WHAT IS REQUIRED:
Reproduce the material word for word; the images stay out.

# Start of RECORDS

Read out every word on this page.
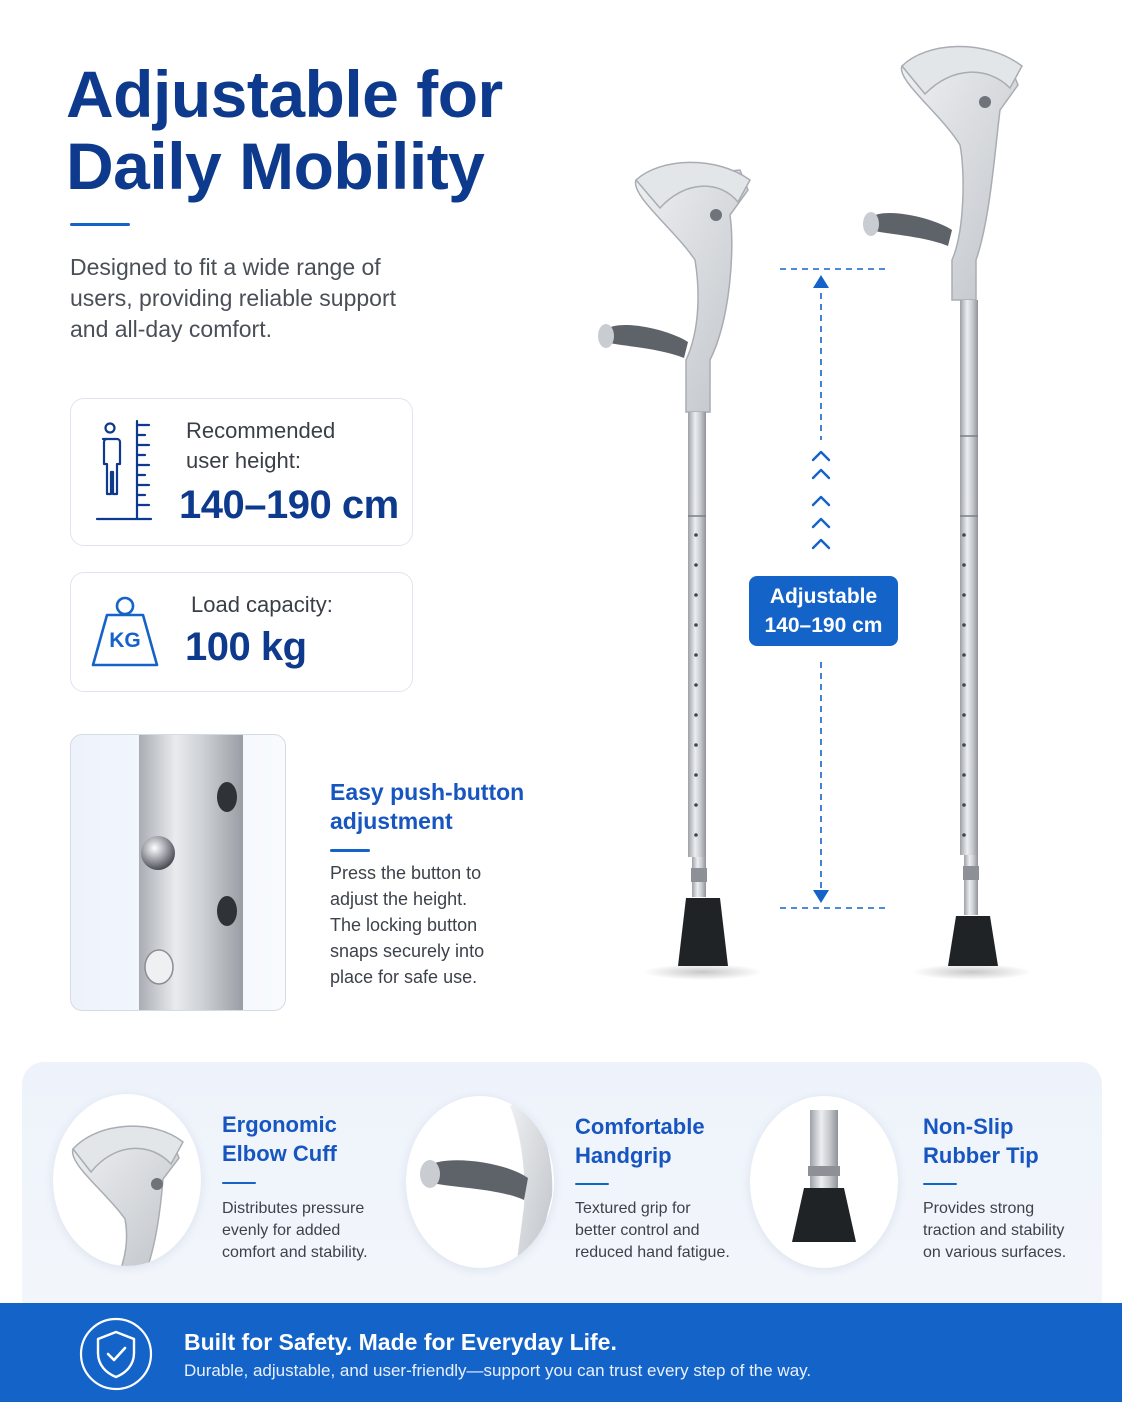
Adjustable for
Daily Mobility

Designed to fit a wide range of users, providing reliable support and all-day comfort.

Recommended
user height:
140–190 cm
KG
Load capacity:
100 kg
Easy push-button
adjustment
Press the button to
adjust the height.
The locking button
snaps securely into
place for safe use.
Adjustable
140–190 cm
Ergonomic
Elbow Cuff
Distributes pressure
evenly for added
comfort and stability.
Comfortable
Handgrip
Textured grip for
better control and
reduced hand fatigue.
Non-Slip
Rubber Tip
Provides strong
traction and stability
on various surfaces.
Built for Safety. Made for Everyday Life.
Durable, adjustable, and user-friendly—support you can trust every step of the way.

# End of RECORDS

ANSWER TO THIS PROBLEM:
Read out every word on this page.
Adjustable for
Daily Mobility

Designed to fit a wide range of users, providing reliable support and all-day comfort.

Recommended
user height:
140–190 cm
KG
Load capacity:
100 kg
Easy push-button
adjustment
Press the button to
adjust the height.
The locking button
snaps securely into
place for safe use.
Adjustable
140–190 cm
Ergonomic
Elbow Cuff
Distributes pressure
evenly for added
comfort and stability.
Comfortable
Handgrip
Textured grip for
better control and
reduced hand fatigue.
Non-Slip
Rubber Tip
Provides strong
traction and stability
on various surfaces.
Built for Safety. Made for Everyday Life.
Durable, adjustable, and user-friendly—support you can trust every step of the way.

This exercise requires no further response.